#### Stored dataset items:
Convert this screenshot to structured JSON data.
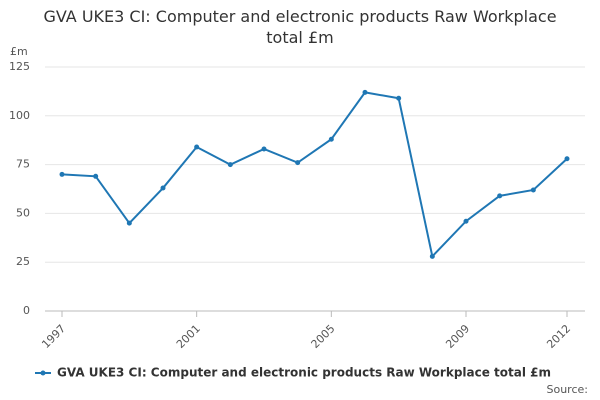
{
  "chart_data": {
    "type": "line",
    "title": "GVA UKE3 CI: Computer and electronic products Raw Workplace total £m",
    "y_unit": "£m",
    "x": [
      1997,
      1998,
      1999,
      2000,
      2001,
      2002,
      2003,
      2004,
      2005,
      2006,
      2007,
      2008,
      2009,
      2010,
      2011,
      2012
    ],
    "series": [
      {
        "name": "GVA UKE3 CI: Computer and electronic products Raw Workplace total £m",
        "color": "#1f77b4",
        "values": [
          70,
          69,
          45,
          63,
          84,
          75,
          83,
          76,
          88,
          112,
          109,
          28,
          46,
          59,
          62,
          78
        ]
      }
    ],
    "xlim": [
      1997,
      2012
    ],
    "xticks": [
      1997,
      2001,
      2005,
      2009,
      2012
    ],
    "ylim": [
      0,
      125
    ],
    "yticks": [
      0,
      25,
      50,
      75,
      100,
      125
    ],
    "grid": true,
    "legend": "bottom",
    "source_label": "Source:"
  }
}
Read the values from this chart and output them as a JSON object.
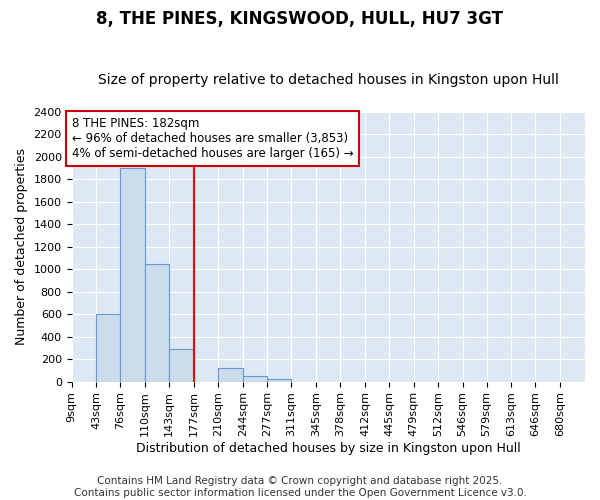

#### What to work on:
Exclude the pictures and transcribe all of the entries exactly.

#### The reply:
Convert this screenshot to structured JSON data.
{
  "chart_data": {
    "type": "line",
    "title": "GVA UKE3 CI: Computer and electronic products Raw Workplace total £m",
    "y_unit": "£m",
    "x": [
      1997,
      1998,
      1999,
      2000,
      2001,
      2002,
      2003,
      2004,
      2005,
      2006,
      2007,
      2008,
      2009,
      2010,
      2011,
      2012
    ],
    "series": [
      {
        "name": "GVA UKE3 CI: Computer and electronic products Raw Workplace total £m",
        "color": "#1f77b4",
        "values": [
          70,
          69,
          45,
          63,
          84,
          75,
          83,
          76,
          88,
          112,
          109,
          28,
          46,
          59,
          62,
          78
        ]
      }
    ],
    "xlim": [
      1997,
      2012
    ],
    "xticks": [
      1997,
      2001,
      2005,
      2009,
      2012
    ],
    "ylim": [
      0,
      125
    ],
    "yticks": [
      0,
      25,
      50,
      75,
      100,
      125
    ],
    "grid": true,
    "legend": "bottom",
    "source_label": "Source:"
  }
}
Read the values from this chart and output them as a JSON object.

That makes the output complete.